╭─ EXTRACTED DATA

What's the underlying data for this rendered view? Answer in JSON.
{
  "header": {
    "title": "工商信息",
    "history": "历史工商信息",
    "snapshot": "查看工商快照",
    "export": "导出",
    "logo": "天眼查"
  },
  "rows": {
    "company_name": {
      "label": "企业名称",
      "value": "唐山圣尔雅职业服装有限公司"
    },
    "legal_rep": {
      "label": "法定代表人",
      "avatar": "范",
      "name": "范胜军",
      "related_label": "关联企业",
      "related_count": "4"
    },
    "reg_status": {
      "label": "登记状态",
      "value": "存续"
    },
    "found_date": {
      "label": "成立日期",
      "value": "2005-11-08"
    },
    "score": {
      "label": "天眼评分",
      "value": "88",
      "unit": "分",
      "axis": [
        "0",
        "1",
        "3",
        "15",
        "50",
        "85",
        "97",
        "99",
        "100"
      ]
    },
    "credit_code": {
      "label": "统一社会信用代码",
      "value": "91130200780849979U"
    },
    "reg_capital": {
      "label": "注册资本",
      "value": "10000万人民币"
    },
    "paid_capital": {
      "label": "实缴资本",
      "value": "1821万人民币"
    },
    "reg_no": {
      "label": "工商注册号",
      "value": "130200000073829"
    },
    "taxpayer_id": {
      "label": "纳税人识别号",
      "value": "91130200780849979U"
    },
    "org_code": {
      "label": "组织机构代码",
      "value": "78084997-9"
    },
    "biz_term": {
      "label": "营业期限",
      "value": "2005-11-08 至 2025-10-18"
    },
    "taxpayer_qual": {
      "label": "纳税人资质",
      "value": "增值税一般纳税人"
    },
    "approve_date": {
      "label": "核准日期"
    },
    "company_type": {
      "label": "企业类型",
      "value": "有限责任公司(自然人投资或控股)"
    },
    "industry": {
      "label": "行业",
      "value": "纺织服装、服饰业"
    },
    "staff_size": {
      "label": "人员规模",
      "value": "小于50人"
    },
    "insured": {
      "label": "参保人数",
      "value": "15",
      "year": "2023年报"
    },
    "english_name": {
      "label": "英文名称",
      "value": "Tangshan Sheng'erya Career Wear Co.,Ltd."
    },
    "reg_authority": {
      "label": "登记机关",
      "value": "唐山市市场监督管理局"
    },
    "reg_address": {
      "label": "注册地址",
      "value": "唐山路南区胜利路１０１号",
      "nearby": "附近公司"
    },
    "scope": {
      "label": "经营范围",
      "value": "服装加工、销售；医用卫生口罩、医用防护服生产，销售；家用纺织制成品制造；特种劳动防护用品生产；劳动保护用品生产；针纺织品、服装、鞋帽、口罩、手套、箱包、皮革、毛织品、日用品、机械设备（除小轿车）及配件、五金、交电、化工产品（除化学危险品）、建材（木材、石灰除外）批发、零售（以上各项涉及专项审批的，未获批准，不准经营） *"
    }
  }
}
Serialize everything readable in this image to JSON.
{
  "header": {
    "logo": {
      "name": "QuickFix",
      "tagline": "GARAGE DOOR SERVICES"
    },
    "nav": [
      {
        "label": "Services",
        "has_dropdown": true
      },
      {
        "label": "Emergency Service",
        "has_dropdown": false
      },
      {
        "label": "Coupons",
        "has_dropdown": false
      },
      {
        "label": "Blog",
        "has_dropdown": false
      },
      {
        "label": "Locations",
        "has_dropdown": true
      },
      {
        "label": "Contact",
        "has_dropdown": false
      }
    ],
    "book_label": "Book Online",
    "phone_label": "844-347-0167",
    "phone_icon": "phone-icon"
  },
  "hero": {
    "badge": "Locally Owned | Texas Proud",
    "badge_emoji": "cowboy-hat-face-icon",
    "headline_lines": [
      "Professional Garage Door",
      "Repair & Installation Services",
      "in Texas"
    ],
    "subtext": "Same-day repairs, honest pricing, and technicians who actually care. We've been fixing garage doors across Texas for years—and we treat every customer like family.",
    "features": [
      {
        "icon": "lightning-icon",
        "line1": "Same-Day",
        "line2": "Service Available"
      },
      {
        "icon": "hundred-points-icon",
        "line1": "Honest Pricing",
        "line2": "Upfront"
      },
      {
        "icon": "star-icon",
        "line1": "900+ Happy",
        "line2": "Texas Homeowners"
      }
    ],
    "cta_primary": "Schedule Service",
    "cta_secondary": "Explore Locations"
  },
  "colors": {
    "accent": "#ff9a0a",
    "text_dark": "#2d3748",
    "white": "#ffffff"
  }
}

╰─

Go over the data above and copy every line that has the word "Texas" in it.

    "badge": "Locally Owned | Texas Proud",
      "in Texas"
    "subtext": "Same-day repairs, honest pricing, and technicians who actually care. We've been fixing garage doors across Texas for years—and we treat every customer like family.",
        "line2": "Texas Homeowners"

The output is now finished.